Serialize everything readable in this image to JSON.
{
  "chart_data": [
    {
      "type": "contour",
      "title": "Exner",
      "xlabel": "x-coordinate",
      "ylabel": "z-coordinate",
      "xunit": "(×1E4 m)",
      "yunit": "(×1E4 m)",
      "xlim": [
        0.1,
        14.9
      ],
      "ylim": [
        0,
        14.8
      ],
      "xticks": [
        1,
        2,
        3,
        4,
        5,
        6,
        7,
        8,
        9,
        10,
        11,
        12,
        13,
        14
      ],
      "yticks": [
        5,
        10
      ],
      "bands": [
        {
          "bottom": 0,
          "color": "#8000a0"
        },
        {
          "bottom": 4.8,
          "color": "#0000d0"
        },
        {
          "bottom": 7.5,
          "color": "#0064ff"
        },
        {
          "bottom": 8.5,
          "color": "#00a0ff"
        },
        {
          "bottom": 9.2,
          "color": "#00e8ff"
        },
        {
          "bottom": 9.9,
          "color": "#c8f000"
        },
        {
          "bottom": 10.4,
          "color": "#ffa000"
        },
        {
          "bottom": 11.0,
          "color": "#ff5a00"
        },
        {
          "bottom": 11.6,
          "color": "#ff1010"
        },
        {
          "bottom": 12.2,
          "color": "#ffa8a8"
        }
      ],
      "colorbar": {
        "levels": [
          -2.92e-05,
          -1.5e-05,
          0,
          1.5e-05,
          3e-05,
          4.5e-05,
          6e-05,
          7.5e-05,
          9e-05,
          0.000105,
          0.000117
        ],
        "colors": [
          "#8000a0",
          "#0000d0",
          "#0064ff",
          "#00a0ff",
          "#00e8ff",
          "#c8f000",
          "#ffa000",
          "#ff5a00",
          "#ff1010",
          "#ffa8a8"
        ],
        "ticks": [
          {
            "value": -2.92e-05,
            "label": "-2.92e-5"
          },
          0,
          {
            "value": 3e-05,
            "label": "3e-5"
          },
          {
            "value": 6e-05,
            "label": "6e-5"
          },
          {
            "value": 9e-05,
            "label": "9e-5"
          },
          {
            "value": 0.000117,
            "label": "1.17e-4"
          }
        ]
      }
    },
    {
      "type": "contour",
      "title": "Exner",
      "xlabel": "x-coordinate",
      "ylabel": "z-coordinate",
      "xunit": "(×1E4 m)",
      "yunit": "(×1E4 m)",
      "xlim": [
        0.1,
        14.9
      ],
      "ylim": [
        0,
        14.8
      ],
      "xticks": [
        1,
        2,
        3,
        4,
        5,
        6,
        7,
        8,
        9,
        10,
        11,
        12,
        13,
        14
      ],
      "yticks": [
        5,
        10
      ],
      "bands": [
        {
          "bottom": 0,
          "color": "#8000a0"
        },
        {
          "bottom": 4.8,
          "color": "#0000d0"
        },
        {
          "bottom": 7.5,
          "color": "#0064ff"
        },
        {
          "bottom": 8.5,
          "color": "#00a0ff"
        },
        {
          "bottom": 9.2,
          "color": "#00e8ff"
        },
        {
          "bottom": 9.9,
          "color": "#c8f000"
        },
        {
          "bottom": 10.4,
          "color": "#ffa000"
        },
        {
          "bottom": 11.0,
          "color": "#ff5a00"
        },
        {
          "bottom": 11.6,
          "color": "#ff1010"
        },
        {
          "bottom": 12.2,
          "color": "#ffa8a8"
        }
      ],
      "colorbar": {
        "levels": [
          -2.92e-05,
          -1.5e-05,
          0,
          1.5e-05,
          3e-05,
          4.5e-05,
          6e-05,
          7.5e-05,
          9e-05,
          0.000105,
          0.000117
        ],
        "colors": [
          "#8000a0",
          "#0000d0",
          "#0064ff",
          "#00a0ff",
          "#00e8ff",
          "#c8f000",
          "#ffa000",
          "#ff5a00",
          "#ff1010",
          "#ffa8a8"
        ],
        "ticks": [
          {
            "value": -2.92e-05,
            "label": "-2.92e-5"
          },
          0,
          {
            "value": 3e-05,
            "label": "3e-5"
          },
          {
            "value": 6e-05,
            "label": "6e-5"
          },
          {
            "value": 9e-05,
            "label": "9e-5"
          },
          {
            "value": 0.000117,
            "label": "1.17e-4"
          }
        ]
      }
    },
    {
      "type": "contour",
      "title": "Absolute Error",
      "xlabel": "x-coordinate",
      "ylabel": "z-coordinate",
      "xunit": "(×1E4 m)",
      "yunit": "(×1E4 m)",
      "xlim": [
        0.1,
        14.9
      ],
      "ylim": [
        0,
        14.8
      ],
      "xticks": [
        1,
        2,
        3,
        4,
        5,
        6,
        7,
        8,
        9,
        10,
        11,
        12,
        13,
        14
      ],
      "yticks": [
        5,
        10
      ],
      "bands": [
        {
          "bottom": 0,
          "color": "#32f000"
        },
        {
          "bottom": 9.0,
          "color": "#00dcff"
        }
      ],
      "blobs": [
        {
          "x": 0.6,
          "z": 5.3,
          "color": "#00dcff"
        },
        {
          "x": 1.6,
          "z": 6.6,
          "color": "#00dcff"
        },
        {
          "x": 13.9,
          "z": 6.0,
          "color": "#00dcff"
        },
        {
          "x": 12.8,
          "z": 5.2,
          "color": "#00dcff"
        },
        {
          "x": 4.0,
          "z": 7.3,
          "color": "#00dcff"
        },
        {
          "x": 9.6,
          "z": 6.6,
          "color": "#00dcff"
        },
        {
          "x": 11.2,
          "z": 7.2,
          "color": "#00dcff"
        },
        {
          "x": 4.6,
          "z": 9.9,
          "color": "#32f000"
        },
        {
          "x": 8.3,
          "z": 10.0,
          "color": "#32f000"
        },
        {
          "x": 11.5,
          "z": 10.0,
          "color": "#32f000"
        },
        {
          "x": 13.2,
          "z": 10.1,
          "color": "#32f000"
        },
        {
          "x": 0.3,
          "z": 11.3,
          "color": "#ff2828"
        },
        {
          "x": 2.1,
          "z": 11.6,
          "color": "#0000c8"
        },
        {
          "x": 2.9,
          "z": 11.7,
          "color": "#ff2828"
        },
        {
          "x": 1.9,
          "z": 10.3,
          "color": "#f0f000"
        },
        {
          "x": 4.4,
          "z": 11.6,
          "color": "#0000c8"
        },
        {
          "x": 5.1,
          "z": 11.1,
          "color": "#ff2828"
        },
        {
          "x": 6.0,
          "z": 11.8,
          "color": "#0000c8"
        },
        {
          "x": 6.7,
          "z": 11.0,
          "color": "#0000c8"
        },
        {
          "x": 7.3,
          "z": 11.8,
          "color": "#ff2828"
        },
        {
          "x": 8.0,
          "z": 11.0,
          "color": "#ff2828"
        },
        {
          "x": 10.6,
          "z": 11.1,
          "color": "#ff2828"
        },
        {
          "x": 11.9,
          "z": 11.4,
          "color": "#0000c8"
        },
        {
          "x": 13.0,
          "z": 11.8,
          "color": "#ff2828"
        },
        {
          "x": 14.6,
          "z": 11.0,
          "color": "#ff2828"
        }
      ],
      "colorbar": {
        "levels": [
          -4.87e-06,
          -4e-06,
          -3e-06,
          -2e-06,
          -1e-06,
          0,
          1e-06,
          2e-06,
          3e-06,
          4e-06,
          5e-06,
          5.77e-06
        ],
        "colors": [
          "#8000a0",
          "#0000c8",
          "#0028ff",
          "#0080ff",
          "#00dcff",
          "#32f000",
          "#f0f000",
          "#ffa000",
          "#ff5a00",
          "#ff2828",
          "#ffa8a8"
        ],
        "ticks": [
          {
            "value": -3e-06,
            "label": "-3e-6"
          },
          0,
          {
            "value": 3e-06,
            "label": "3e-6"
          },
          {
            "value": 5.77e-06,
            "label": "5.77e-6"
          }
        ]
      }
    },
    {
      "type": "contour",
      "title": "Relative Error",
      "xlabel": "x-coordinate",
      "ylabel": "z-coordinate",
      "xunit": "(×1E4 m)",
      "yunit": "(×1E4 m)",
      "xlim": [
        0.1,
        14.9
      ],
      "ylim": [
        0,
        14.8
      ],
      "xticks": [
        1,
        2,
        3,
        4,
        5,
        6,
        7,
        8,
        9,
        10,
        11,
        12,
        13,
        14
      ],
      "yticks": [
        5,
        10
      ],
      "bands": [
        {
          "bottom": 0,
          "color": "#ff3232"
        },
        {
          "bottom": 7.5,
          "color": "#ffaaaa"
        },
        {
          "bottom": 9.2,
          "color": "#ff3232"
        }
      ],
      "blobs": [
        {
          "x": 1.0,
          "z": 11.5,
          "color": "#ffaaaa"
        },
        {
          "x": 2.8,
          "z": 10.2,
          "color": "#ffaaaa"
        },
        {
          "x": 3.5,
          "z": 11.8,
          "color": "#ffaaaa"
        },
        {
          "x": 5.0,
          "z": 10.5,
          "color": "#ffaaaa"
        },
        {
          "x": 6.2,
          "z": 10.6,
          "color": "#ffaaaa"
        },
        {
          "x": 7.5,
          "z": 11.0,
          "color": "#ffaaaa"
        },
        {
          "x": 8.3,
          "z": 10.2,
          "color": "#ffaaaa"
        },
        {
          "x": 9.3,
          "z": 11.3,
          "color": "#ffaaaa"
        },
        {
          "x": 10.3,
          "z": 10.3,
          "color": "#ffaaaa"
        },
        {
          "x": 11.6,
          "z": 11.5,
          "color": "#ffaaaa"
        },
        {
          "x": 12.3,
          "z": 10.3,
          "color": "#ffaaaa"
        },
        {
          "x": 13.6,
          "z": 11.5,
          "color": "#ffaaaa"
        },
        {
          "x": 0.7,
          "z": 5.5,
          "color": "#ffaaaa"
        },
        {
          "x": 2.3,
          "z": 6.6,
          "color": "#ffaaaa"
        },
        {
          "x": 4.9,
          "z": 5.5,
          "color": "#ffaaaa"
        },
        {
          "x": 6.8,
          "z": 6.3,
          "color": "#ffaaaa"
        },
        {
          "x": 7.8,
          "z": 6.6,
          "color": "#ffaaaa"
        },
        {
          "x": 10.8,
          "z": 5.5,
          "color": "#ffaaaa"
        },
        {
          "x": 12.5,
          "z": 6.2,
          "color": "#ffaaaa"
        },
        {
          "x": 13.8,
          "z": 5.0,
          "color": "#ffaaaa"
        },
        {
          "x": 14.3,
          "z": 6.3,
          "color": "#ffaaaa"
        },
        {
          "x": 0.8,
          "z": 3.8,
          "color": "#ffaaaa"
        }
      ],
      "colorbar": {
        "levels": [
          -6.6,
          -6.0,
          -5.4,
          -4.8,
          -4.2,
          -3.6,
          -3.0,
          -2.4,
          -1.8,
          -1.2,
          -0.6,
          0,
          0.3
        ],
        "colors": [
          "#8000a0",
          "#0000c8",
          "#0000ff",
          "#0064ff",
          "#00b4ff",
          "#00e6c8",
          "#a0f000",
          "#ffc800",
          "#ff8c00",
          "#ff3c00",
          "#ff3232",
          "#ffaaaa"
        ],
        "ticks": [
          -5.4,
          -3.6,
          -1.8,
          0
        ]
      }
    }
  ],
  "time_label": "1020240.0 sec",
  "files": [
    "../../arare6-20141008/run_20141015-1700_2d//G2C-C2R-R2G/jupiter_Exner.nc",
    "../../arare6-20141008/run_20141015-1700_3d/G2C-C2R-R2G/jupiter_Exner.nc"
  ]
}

Problem: Where a line above contains the word "Error", copy that line.

Reply:
      "title": "Absolute Error",
      "title": "Relative Error",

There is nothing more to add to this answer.